* [Dataset excerpts]:
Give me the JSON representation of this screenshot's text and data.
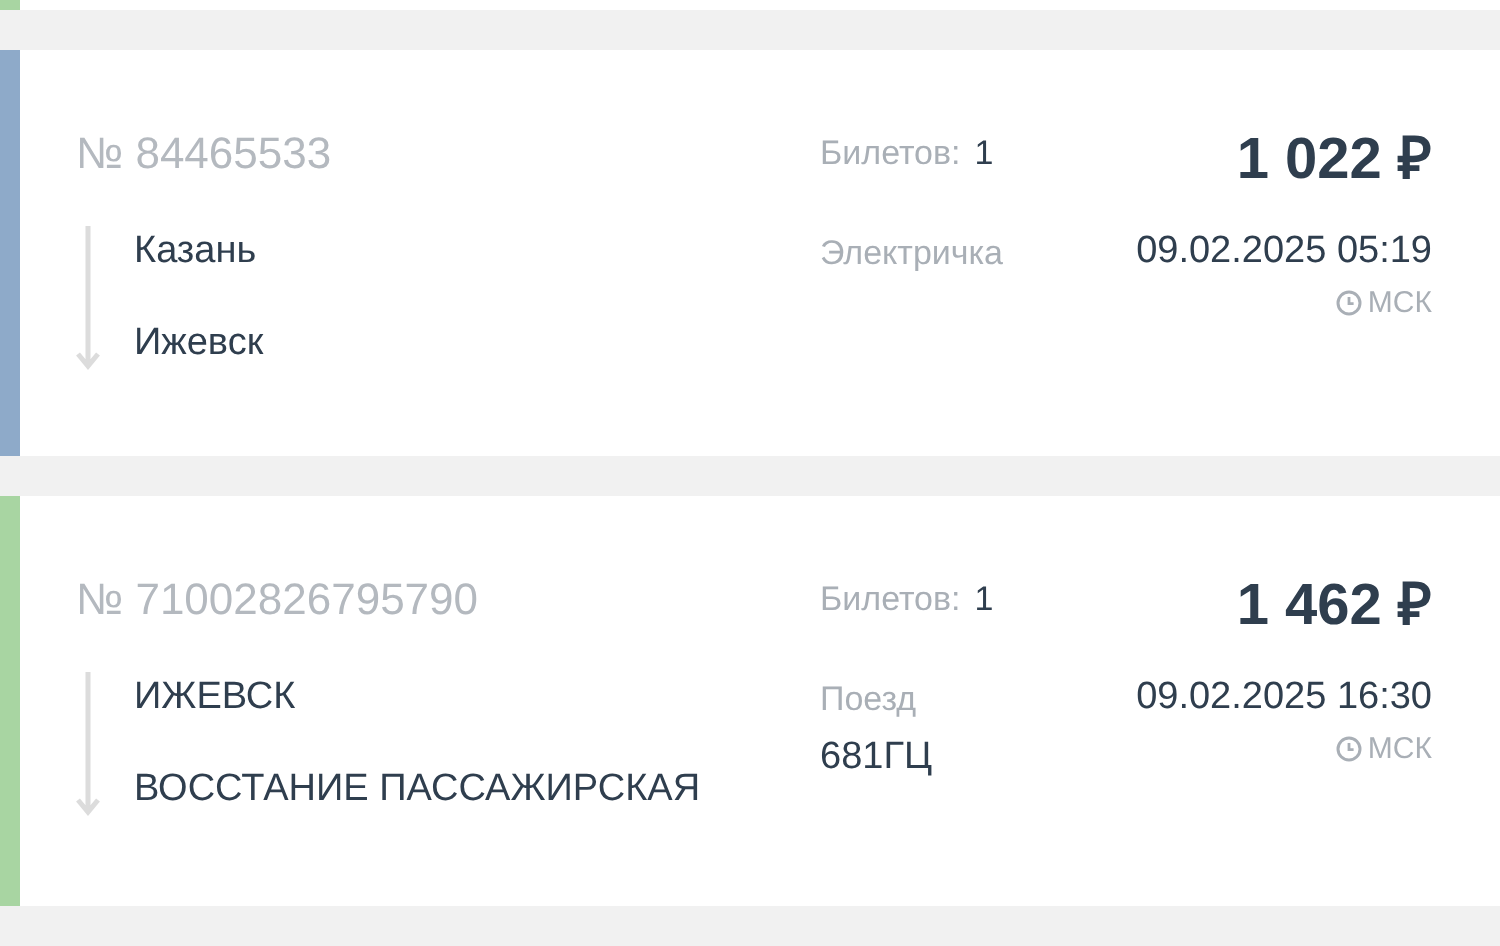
{
  "orders": [
    {
      "color": "#a8d5a2"
    },
    {
      "color": "#8eaac9",
      "number": "№ 84465533",
      "tickets_label": "Билетов:",
      "tickets_count": "1",
      "price": "1 022 ₽",
      "from": "Казань",
      "to": "Ижевск",
      "transport": "Электричка",
      "datetime": "09.02.2025 05:19",
      "timezone": "МСК"
    },
    {
      "color": "#a8d5a2",
      "number": "№ 71002826795790",
      "tickets_label": "Билетов:",
      "tickets_count": "1",
      "price": "1 462 ₽",
      "from": "ИЖЕВСК",
      "to": "ВОССТАНИЕ ПАССАЖИРСКАЯ",
      "transport": "Поезд",
      "train_number": "681ГЦ",
      "datetime": "09.02.2025 16:30",
      "timezone": "МСК"
    }
  ]
}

* [Objective]: Copy everything in the records above except the pictures, exactly as written.

* [Solution for this task]:
Give me the JSON representation of this screenshot's text and data.
{
  "orders": [
    {
      "color": "#a8d5a2"
    },
    {
      "color": "#8eaac9",
      "number": "№ 84465533",
      "tickets_label": "Билетов:",
      "tickets_count": "1",
      "price": "1 022 ₽",
      "from": "Казань",
      "to": "Ижевск",
      "transport": "Электричка",
      "datetime": "09.02.2025 05:19",
      "timezone": "МСК"
    },
    {
      "color": "#a8d5a2",
      "number": "№ 71002826795790",
      "tickets_label": "Билетов:",
      "tickets_count": "1",
      "price": "1 462 ₽",
      "from": "ИЖЕВСК",
      "to": "ВОССТАНИЕ ПАССАЖИРСКАЯ",
      "transport": "Поезд",
      "train_number": "681ГЦ",
      "datetime": "09.02.2025 16:30",
      "timezone": "МСК"
    }
  ]
}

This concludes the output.